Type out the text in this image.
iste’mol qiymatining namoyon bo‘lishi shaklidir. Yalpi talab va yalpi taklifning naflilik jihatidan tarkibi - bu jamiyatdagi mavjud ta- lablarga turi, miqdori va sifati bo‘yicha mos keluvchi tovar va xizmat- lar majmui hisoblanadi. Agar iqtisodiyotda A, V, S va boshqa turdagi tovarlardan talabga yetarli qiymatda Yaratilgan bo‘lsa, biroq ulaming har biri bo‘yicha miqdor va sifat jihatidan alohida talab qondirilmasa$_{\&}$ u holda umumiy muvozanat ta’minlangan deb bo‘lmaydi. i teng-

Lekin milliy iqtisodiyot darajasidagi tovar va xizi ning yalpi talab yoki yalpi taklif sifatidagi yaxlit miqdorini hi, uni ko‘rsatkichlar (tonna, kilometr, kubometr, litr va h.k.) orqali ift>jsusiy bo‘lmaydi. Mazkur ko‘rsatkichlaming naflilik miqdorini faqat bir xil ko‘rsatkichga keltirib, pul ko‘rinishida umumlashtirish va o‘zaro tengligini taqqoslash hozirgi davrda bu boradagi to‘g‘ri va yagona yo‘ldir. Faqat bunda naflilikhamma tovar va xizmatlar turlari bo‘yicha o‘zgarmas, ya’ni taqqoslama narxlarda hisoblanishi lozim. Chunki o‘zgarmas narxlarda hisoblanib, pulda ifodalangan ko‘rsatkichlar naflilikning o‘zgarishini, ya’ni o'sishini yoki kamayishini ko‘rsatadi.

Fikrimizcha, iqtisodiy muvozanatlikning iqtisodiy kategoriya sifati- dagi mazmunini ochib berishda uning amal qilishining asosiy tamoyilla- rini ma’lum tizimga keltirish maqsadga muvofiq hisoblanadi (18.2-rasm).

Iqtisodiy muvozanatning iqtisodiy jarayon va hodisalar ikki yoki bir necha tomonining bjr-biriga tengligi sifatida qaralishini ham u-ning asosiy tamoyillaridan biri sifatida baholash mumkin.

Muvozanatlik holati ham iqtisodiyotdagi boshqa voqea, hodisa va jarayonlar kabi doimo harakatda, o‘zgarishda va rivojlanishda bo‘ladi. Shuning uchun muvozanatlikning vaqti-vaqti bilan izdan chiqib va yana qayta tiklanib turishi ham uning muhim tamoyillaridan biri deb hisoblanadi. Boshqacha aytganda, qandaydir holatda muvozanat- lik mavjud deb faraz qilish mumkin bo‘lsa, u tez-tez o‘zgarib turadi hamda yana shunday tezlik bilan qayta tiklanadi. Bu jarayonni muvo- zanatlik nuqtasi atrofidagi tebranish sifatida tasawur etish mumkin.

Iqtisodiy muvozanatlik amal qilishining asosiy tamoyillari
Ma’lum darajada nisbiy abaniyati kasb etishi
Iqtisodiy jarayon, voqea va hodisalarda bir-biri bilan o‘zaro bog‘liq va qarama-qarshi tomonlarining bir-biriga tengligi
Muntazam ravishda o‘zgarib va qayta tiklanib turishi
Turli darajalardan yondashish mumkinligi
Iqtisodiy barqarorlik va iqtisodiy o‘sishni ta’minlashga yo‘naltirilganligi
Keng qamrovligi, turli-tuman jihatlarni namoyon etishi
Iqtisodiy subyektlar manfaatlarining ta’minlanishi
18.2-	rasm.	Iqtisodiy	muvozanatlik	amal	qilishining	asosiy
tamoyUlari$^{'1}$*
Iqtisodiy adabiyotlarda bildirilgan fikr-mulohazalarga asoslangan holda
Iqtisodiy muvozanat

---

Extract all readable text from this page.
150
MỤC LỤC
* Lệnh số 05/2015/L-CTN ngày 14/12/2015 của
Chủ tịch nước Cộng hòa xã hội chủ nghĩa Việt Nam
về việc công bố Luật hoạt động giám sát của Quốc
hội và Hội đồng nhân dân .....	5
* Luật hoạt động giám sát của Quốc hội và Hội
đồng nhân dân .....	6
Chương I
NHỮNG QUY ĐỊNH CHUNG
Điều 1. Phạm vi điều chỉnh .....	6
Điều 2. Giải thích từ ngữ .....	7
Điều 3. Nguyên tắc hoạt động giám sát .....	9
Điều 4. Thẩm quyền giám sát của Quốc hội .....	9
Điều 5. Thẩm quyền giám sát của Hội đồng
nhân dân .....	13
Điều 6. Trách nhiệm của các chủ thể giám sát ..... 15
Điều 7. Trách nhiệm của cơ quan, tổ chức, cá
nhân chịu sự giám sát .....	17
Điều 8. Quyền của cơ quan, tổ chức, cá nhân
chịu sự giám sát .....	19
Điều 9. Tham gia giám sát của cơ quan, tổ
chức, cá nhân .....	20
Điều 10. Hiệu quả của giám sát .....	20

...

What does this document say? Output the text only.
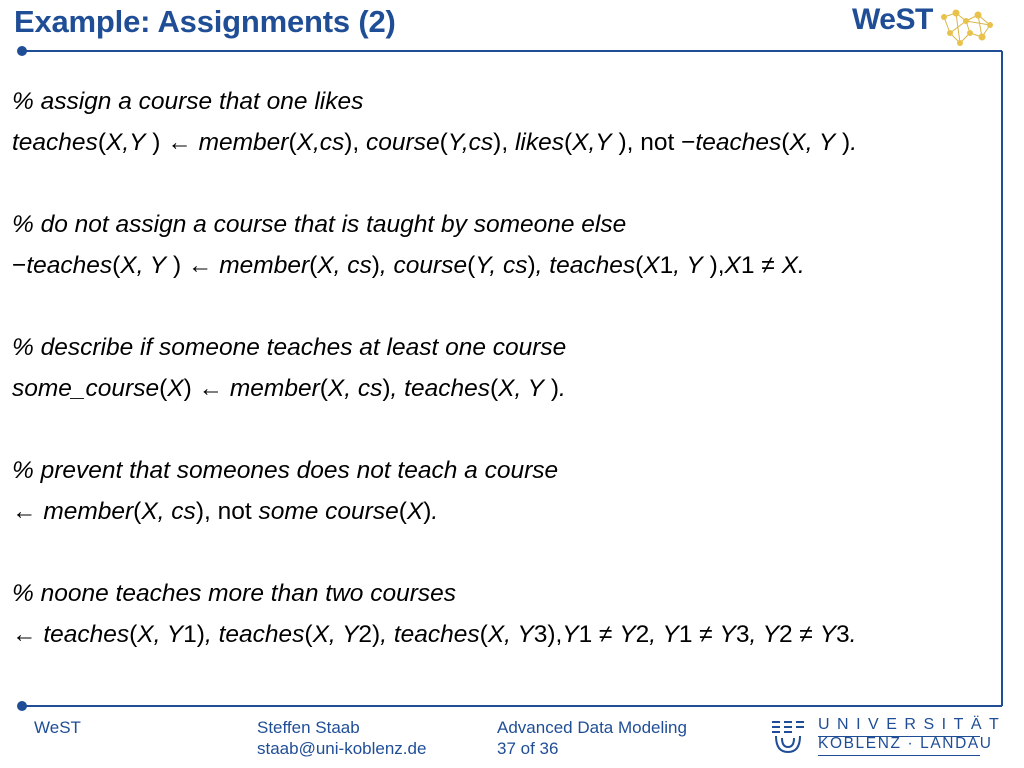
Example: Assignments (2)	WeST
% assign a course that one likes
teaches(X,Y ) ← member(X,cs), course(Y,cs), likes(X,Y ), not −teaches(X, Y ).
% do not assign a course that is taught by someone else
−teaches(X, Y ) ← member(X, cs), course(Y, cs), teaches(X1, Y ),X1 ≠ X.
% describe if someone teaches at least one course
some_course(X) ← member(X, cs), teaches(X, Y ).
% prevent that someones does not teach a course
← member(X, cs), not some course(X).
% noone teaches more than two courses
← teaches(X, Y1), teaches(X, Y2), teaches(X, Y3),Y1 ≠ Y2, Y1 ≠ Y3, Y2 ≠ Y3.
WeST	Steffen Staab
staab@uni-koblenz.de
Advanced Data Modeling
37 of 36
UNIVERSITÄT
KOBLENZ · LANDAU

▸ **Task description**
Go through the records. Copy each line where "muvozanatlikning" appears.

▸ **Output of the exercise**
Fikrimizcha, iqtisodiy muvozanatlikning iqtisodiy kategoriya sifati- dagi mazmunini ochib berishda uning amal qilishining asosiy tamoyilla- rini ma’lum tizimga keltirish maqsadga muvofiq hisoblanadi (18.2-rasm).
Muvozanatlik holati ham iqtisodiyotdagi boshqa voqea, hodisa va jarayonlar kabi doimo harakatda, o‘zgarishda va rivojlanishda bo‘ladi. Shuning uchun muvozanatlikning vaqti-vaqti bilan izdan chiqib va yana qayta tiklanib turishi ham uning muhim tamoyillaridan biri deb hisoblanadi. Boshqacha aytganda, qandaydir holatda muvozanat- lik mavjud deb faraz qilish mumkin bo‘lsa, u tez-tez o‘zgarib turadi hamda yana shunday tezlik bilan qayta tiklanadi. Bu jarayonni muvo- zanatlik nuqtasi atrofidagi tebranish sifatida tasawur etish mumkin.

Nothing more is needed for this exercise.